* **Source extract**
-=-=-

25.292, Review: Computational Linguistics; Historical Linguistics: Piotrowski (2012)

linguist at linguistlist.org linguist at linguistlist.org
Thu Jan 16 19:34:52 UTC 2014


LINGUIST List: Vol-25-292. Thu Jan 16 2014. ISSN: 1069 - 4875.

Subject: 25.292, Review: Computational Linguistics; Historical Linguistics: Piotrowski (2012)

Moderator: Damir Cavar, Eastern Michigan U <damir at linguistlist.org>

Reviews: 
Monica Macaulay, U of Wisconsin Madison
Rajiv Rao, U of Wisconsin Madison
Joseph Salmons, U of Wisconsin Madison
Mateja Schuck, U of Wisconsin Madison
Anja Wanner, U of Wisconsin Madison
       <reviews at linguistlist.org>

Homepage: http://linguistlist.org

Do you want to donate to LINGUIST without spending an extra penny? Bookmark
the Amazon link for your country below; then use it whenever you buy from
Amazon!

-=-=-

* **Material shown**
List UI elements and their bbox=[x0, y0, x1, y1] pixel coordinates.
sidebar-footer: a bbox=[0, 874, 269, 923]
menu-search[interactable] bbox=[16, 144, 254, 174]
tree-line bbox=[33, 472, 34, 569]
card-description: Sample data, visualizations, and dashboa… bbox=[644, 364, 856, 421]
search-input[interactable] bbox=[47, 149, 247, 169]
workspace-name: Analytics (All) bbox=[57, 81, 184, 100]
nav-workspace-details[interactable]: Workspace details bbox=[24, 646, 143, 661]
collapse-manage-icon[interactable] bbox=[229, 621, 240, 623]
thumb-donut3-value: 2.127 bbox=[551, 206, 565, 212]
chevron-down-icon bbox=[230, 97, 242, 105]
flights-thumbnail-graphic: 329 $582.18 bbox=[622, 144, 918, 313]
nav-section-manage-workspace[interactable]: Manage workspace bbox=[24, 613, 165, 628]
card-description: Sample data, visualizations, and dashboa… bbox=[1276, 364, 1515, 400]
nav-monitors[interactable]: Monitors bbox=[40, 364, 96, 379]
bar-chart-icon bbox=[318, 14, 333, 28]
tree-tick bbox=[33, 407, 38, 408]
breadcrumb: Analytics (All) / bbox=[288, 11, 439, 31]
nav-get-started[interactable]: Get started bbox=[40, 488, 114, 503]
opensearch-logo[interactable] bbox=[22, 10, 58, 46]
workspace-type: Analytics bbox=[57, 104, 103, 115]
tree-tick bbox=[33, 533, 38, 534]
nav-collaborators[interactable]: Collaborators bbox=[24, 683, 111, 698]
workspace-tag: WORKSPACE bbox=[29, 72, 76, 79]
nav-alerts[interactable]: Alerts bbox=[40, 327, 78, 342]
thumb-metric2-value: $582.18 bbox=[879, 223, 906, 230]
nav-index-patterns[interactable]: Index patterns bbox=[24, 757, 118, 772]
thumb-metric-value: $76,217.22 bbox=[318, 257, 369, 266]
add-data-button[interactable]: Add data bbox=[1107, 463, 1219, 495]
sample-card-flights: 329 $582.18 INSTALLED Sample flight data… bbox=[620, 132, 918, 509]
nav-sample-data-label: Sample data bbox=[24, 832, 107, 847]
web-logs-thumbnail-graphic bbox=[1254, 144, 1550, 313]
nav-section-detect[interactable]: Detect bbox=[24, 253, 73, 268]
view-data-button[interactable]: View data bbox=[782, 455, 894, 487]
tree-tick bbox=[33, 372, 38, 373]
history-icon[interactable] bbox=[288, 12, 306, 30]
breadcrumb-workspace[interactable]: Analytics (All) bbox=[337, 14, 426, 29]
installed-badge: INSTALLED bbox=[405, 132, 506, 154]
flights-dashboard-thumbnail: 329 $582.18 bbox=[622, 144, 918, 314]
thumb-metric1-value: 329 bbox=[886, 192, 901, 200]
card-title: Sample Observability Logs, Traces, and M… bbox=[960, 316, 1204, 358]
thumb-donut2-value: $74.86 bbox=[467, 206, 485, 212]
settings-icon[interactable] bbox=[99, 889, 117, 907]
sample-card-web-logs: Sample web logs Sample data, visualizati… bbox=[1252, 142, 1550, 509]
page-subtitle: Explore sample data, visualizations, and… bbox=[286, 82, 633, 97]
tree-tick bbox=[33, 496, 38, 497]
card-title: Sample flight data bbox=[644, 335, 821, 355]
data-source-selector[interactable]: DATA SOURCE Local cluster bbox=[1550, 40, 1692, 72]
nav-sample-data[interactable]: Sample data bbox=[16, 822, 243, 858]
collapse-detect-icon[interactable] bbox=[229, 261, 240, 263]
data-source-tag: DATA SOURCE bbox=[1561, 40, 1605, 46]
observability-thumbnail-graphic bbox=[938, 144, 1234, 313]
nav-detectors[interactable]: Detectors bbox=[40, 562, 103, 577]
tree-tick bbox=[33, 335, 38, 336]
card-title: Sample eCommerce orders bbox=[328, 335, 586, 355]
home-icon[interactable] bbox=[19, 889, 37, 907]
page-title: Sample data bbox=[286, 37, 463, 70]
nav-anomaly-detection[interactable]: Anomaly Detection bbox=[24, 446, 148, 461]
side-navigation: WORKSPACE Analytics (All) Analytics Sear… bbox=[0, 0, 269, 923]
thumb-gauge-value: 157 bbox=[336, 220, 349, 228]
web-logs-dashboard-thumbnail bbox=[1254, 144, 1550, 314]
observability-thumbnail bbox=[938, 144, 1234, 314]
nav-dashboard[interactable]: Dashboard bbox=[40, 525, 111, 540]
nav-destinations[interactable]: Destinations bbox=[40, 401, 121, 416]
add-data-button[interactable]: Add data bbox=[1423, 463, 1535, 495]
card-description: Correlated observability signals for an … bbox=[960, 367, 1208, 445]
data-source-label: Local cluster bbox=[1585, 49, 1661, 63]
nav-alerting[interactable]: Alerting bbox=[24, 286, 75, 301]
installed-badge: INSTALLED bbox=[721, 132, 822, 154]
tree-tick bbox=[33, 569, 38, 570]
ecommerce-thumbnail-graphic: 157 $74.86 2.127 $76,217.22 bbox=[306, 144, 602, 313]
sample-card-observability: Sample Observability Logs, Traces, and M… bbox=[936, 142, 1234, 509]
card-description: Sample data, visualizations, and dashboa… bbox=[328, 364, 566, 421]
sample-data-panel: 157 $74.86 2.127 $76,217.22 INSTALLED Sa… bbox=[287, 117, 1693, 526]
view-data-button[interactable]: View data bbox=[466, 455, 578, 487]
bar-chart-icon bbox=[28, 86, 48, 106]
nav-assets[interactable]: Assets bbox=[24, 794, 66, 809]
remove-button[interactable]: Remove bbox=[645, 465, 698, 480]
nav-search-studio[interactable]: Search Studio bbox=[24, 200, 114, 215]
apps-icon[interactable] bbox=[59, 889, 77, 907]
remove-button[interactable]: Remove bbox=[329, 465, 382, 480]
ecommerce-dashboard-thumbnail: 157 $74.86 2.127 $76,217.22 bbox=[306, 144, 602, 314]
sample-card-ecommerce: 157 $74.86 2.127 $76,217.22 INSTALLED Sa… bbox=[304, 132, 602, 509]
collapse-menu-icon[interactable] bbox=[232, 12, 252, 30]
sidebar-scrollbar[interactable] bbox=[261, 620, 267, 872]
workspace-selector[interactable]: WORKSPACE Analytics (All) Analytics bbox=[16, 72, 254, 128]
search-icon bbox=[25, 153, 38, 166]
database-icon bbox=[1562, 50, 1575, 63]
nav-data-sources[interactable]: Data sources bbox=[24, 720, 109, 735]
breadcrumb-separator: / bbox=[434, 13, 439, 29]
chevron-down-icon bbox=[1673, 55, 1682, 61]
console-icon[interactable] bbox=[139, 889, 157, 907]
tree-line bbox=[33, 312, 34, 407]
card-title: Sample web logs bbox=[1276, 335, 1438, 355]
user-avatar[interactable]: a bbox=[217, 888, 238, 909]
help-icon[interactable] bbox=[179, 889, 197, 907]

-=-=-

* **Stated task 1**
Please answer these about the LINGUIST List posting, one answer per line:
(a) What volume and issue number does it carry?
(b) Who is named as moderator, and with which university?
(c) What ISSN does it give?
* **Stated task 2**
In the LINGUIST List posting, who is listed under "Reviews:"?

* **Full solution 1**
(a) Vol-25-292 (25.292)
(b) Damir Cavar, Eastern Michigan U
(c) 1069 - 4875

* **Full solution 2**
Monica Macaulay
Rajiv Rao
Joseph Salmons
Mateja Schuck
Anja Wanner